◆ Goal ◆
Find the lines that contain the word "员工转正自述报告" and copy each one.

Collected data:
━━━━

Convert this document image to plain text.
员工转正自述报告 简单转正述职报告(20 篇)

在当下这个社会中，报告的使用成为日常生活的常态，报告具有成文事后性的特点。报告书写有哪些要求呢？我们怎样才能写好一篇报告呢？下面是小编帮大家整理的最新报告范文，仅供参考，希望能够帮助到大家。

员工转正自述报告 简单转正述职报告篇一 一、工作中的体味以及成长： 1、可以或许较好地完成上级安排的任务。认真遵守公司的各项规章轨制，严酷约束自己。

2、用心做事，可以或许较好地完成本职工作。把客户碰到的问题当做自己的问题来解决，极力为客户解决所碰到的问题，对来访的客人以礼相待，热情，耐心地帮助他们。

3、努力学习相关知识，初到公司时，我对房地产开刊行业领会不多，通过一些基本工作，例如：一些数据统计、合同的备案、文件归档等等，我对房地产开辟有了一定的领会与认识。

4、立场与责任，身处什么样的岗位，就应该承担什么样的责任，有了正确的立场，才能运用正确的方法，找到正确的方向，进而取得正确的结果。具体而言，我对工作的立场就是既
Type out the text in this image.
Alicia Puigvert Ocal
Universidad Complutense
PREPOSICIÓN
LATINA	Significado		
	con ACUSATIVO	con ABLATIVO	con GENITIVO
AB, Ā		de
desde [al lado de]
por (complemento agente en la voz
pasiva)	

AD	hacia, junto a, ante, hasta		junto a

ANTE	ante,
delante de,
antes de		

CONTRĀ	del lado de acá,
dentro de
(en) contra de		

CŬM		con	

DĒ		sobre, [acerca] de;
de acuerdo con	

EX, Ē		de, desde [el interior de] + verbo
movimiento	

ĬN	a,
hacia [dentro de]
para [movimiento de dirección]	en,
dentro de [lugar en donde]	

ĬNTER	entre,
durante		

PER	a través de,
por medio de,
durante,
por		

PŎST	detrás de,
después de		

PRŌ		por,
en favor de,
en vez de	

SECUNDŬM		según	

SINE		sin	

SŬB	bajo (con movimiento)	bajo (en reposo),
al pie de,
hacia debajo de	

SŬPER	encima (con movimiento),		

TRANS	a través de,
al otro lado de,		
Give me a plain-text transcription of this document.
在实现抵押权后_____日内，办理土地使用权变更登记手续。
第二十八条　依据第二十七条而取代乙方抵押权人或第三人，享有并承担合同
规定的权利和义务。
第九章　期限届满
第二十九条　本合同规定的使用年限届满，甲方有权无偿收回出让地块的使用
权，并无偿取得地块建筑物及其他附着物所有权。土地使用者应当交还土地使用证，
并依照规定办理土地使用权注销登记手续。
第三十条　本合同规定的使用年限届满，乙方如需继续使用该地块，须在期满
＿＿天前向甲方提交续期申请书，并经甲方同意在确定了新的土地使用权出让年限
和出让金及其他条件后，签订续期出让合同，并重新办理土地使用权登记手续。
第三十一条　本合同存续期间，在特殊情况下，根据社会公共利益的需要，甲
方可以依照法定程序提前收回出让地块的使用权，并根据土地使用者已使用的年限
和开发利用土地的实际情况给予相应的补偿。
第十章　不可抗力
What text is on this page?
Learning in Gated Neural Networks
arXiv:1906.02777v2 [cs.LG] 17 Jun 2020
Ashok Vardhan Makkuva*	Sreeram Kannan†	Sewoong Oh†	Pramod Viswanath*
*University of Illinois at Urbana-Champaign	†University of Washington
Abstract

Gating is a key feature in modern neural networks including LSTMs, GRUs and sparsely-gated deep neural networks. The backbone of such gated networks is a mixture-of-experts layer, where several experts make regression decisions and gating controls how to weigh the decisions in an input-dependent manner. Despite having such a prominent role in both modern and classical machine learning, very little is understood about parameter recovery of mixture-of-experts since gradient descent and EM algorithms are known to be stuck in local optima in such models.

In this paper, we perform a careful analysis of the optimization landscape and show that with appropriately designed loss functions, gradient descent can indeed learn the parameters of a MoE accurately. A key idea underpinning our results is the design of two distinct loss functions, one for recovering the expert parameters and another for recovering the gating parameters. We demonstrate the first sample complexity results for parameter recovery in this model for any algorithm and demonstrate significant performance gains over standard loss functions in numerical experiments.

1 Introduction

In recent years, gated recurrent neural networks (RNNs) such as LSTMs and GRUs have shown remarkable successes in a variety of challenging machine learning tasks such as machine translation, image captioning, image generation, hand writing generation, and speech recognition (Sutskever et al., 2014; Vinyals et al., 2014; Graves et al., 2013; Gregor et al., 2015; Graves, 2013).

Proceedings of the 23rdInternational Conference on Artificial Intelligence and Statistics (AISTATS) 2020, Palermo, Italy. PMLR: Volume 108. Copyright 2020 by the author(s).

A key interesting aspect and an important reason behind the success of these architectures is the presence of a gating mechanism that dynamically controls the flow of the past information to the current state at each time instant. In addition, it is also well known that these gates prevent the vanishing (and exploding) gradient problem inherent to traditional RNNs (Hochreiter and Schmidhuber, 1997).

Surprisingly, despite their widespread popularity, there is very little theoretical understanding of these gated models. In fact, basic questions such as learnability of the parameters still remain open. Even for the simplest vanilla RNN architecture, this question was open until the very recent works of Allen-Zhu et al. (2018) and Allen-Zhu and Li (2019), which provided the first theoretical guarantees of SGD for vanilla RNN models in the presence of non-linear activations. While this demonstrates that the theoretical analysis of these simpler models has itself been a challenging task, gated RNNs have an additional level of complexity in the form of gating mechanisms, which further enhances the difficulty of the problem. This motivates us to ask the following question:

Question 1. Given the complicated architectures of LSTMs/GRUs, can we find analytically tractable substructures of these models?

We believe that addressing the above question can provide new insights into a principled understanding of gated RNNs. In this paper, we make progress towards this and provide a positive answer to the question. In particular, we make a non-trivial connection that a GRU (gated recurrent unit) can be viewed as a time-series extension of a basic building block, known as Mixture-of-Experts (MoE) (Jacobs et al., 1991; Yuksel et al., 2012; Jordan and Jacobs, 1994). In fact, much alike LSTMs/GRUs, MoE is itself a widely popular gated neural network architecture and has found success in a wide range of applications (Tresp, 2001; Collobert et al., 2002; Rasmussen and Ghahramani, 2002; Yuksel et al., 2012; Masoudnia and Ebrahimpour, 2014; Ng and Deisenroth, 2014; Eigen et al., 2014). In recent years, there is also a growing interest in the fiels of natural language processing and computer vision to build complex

━━━━

◆ Correct output ◆
员工转正自述报告 简单转正述职报告(20 篇)
员工转正自述报告 简单转正述职报告篇一 一、工作中的体味以及成长： 1、可以或许较好地完成上级安排的任务。认真遵守公司的各项规章轨制，严酷约束自己。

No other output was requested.